*Entries shown*:
<<<<

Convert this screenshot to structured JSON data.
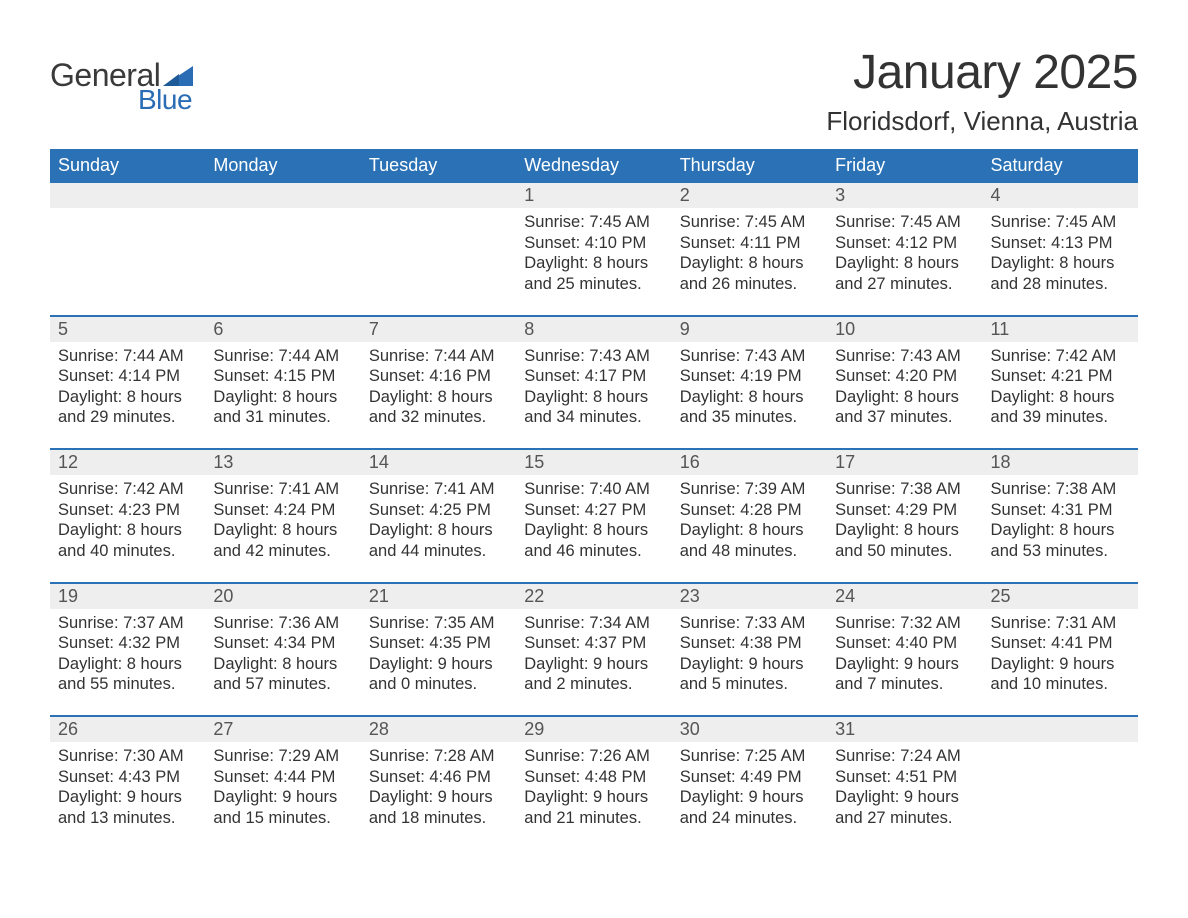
{
  "logo": {
    "general": "General",
    "blue": "Blue"
  },
  "header": {
    "month_title": "January 2025",
    "location": "Floridsdorf, Vienna, Austria"
  },
  "dayNames": [
    "Sunday",
    "Monday",
    "Tuesday",
    "Wednesday",
    "Thursday",
    "Friday",
    "Saturday"
  ],
  "colors": {
    "header_bg": "#2a72b5",
    "week_border": "#2a72b5",
    "daynum_bg": "#eeeeee",
    "text": "#333333",
    "logo_blue": "#2a6db5"
  },
  "weeks": [
    [
      null,
      null,
      null,
      {
        "n": "1",
        "sunrise": "Sunrise: 7:45 AM",
        "sunset": "Sunset: 4:10 PM",
        "d1": "Daylight: 8 hours",
        "d2": "and 25 minutes."
      },
      {
        "n": "2",
        "sunrise": "Sunrise: 7:45 AM",
        "sunset": "Sunset: 4:11 PM",
        "d1": "Daylight: 8 hours",
        "d2": "and 26 minutes."
      },
      {
        "n": "3",
        "sunrise": "Sunrise: 7:45 AM",
        "sunset": "Sunset: 4:12 PM",
        "d1": "Daylight: 8 hours",
        "d2": "and 27 minutes."
      },
      {
        "n": "4",
        "sunrise": "Sunrise: 7:45 AM",
        "sunset": "Sunset: 4:13 PM",
        "d1": "Daylight: 8 hours",
        "d2": "and 28 minutes."
      }
    ],
    [
      {
        "n": "5",
        "sunrise": "Sunrise: 7:44 AM",
        "sunset": "Sunset: 4:14 PM",
        "d1": "Daylight: 8 hours",
        "d2": "and 29 minutes."
      },
      {
        "n": "6",
        "sunrise": "Sunrise: 7:44 AM",
        "sunset": "Sunset: 4:15 PM",
        "d1": "Daylight: 8 hours",
        "d2": "and 31 minutes."
      },
      {
        "n": "7",
        "sunrise": "Sunrise: 7:44 AM",
        "sunset": "Sunset: 4:16 PM",
        "d1": "Daylight: 8 hours",
        "d2": "and 32 minutes."
      },
      {
        "n": "8",
        "sunrise": "Sunrise: 7:43 AM",
        "sunset": "Sunset: 4:17 PM",
        "d1": "Daylight: 8 hours",
        "d2": "and 34 minutes."
      },
      {
        "n": "9",
        "sunrise": "Sunrise: 7:43 AM",
        "sunset": "Sunset: 4:19 PM",
        "d1": "Daylight: 8 hours",
        "d2": "and 35 minutes."
      },
      {
        "n": "10",
        "sunrise": "Sunrise: 7:43 AM",
        "sunset": "Sunset: 4:20 PM",
        "d1": "Daylight: 8 hours",
        "d2": "and 37 minutes."
      },
      {
        "n": "11",
        "sunrise": "Sunrise: 7:42 AM",
        "sunset": "Sunset: 4:21 PM",
        "d1": "Daylight: 8 hours",
        "d2": "and 39 minutes."
      }
    ],
    [
      {
        "n": "12",
        "sunrise": "Sunrise: 7:42 AM",
        "sunset": "Sunset: 4:23 PM",
        "d1": "Daylight: 8 hours",
        "d2": "and 40 minutes."
      },
      {
        "n": "13",
        "sunrise": "Sunrise: 7:41 AM",
        "sunset": "Sunset: 4:24 PM",
        "d1": "Daylight: 8 hours",
        "d2": "and 42 minutes."
      },
      {
        "n": "14",
        "sunrise": "Sunrise: 7:41 AM",
        "sunset": "Sunset: 4:25 PM",
        "d1": "Daylight: 8 hours",
        "d2": "and 44 minutes."
      },
      {
        "n": "15",
        "sunrise": "Sunrise: 7:40 AM",
        "sunset": "Sunset: 4:27 PM",
        "d1": "Daylight: 8 hours",
        "d2": "and 46 minutes."
      },
      {
        "n": "16",
        "sunrise": "Sunrise: 7:39 AM",
        "sunset": "Sunset: 4:28 PM",
        "d1": "Daylight: 8 hours",
        "d2": "and 48 minutes."
      },
      {
        "n": "17",
        "sunrise": "Sunrise: 7:38 AM",
        "sunset": "Sunset: 4:29 PM",
        "d1": "Daylight: 8 hours",
        "d2": "and 50 minutes."
      },
      {
        "n": "18",
        "sunrise": "Sunrise: 7:38 AM",
        "sunset": "Sunset: 4:31 PM",
        "d1": "Daylight: 8 hours",
        "d2": "and 53 minutes."
      }
    ],
    [
      {
        "n": "19",
        "sunrise": "Sunrise: 7:37 AM",
        "sunset": "Sunset: 4:32 PM",
        "d1": "Daylight: 8 hours",
        "d2": "and 55 minutes."
      },
      {
        "n": "20",
        "sunrise": "Sunrise: 7:36 AM",
        "sunset": "Sunset: 4:34 PM",
        "d1": "Daylight: 8 hours",
        "d2": "and 57 minutes."
      },
      {
        "n": "21",
        "sunrise": "Sunrise: 7:35 AM",
        "sunset": "Sunset: 4:35 PM",
        "d1": "Daylight: 9 hours",
        "d2": "and 0 minutes."
      },
      {
        "n": "22",
        "sunrise": "Sunrise: 7:34 AM",
        "sunset": "Sunset: 4:37 PM",
        "d1": "Daylight: 9 hours",
        "d2": "and 2 minutes."
      },
      {
        "n": "23",
        "sunrise": "Sunrise: 7:33 AM",
        "sunset": "Sunset: 4:38 PM",
        "d1": "Daylight: 9 hours",
        "d2": "and 5 minutes."
      },
      {
        "n": "24",
        "sunrise": "Sunrise: 7:32 AM",
        "sunset": "Sunset: 4:40 PM",
        "d1": "Daylight: 9 hours",
        "d2": "and 7 minutes."
      },
      {
        "n": "25",
        "sunrise": "Sunrise: 7:31 AM",
        "sunset": "Sunset: 4:41 PM",
        "d1": "Daylight: 9 hours",
        "d2": "and 10 minutes."
      }
    ],
    [
      {
        "n": "26",
        "sunrise": "Sunrise: 7:30 AM",
        "sunset": "Sunset: 4:43 PM",
        "d1": "Daylight: 9 hours",
        "d2": "and 13 minutes."
      },
      {
        "n": "27",
        "sunrise": "Sunrise: 7:29 AM",
        "sunset": "Sunset: 4:44 PM",
        "d1": "Daylight: 9 hours",
        "d2": "and 15 minutes."
      },
      {
        "n": "28",
        "sunrise": "Sunrise: 7:28 AM",
        "sunset": "Sunset: 4:46 PM",
        "d1": "Daylight: 9 hours",
        "d2": "and 18 minutes."
      },
      {
        "n": "29",
        "sunrise": "Sunrise: 7:26 AM",
        "sunset": "Sunset: 4:48 PM",
        "d1": "Daylight: 9 hours",
        "d2": "and 21 minutes."
      },
      {
        "n": "30",
        "sunrise": "Sunrise: 7:25 AM",
        "sunset": "Sunset: 4:49 PM",
        "d1": "Daylight: 9 hours",
        "d2": "and 24 minutes."
      },
      {
        "n": "31",
        "sunrise": "Sunrise: 7:24 AM",
        "sunset": "Sunset: 4:51 PM",
        "d1": "Daylight: 9 hours",
        "d2": "and 27 minutes."
      },
      null
    ]
  ]
}
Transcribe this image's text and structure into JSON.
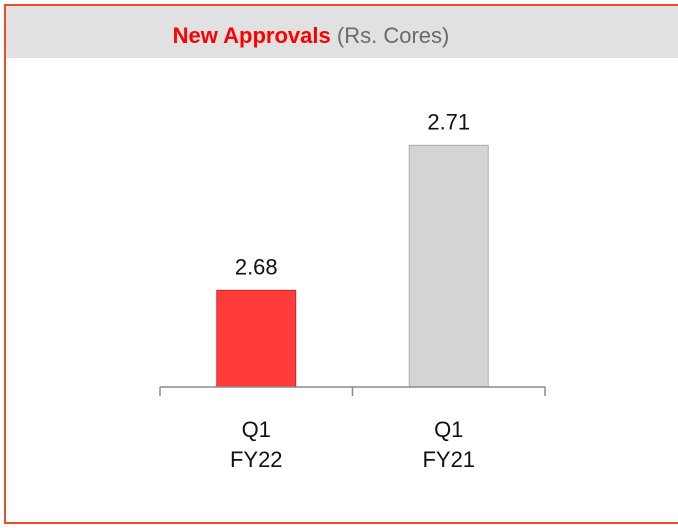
{
  "chart_data": {
    "type": "bar",
    "title": "New Approvals",
    "unit": "(Rs. Cores)",
    "categories": [
      "Q1 FY22",
      "Q1 FY21"
    ],
    "values": [
      2.68,
      2.71
    ],
    "colors": [
      "#ff3b3b",
      "#d4d4d4"
    ],
    "ylim": [
      2.66,
      2.72
    ]
  }
}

>>>>

*Set problem*: Quote verbatim the final run of lines in the material above, from the line that contains "Transcribe this image's" through the very last line, excluding any pictures.

*Exercise response*:
Transcribe this image's text and structure into JSON.
{
  "chart_data": {
    "type": "bar",
    "title": "New Approvals",
    "unit": "(Rs. Cores)",
    "categories": [
      "Q1 FY22",
      "Q1 FY21"
    ],
    "values": [
      2.68,
      2.71
    ],
    "colors": [
      "#ff3b3b",
      "#d4d4d4"
    ],
    "ylim": [
      2.66,
      2.72
    ]
  }
}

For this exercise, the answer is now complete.